* [Requirements]: Return every entry exactly as written.

* [Data supplied]:
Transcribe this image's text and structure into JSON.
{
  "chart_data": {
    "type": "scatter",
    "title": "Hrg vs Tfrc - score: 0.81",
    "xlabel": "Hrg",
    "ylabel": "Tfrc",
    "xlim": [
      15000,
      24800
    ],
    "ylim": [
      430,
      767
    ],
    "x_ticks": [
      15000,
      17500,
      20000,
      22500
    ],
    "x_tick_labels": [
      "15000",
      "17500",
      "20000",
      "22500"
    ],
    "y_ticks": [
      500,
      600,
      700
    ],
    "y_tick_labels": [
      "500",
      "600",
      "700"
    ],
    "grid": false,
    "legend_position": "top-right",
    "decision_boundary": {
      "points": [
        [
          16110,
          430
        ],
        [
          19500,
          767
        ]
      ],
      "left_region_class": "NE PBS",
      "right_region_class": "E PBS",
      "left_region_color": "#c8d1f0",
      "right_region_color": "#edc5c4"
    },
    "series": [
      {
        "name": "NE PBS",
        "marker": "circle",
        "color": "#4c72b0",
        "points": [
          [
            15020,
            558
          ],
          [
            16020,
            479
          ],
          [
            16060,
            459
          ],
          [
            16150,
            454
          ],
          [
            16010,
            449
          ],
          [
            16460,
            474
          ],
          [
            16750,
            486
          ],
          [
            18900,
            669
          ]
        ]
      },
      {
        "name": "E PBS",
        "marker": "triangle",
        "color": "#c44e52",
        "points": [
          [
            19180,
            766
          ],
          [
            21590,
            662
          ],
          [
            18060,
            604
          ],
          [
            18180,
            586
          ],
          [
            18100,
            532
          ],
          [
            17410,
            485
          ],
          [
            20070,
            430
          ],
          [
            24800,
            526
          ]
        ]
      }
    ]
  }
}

* [The answer]:
Transcribe this image's text and structure into JSON.
{
  "chart_data": {
    "type": "scatter",
    "title": "Hrg vs Tfrc - score: 0.81",
    "xlabel": "Hrg",
    "ylabel": "Tfrc",
    "xlim": [
      15000,
      24800
    ],
    "ylim": [
      430,
      767
    ],
    "x_ticks": [
      15000,
      17500,
      20000,
      22500
    ],
    "x_tick_labels": [
      "15000",
      "17500",
      "20000",
      "22500"
    ],
    "y_ticks": [
      500,
      600,
      700
    ],
    "y_tick_labels": [
      "500",
      "600",
      "700"
    ],
    "grid": false,
    "legend_position": "top-right",
    "decision_boundary": {
      "points": [
        [
          16110,
          430
        ],
        [
          19500,
          767
        ]
      ],
      "left_region_class": "NE PBS",
      "right_region_class": "E PBS",
      "left_region_color": "#c8d1f0",
      "right_region_color": "#edc5c4"
    },
    "series": [
      {
        "name": "NE PBS",
        "marker": "circle",
        "color": "#4c72b0",
        "points": [
          [
            15020,
            558
          ],
          [
            16020,
            479
          ],
          [
            16060,
            459
          ],
          [
            16150,
            454
          ],
          [
            16010,
            449
          ],
          [
            16460,
            474
          ],
          [
            16750,
            486
          ],
          [
            18900,
            669
          ]
        ]
      },
      {
        "name": "E PBS",
        "marker": "triangle",
        "color": "#c44e52",
        "points": [
          [
            19180,
            766
          ],
          [
            21590,
            662
          ],
          [
            18060,
            604
          ],
          [
            18180,
            586
          ],
          [
            18100,
            532
          ],
          [
            17410,
            485
          ],
          [
            20070,
            430
          ],
          [
            24800,
            526
          ]
        ]
      }
    ]
  }
}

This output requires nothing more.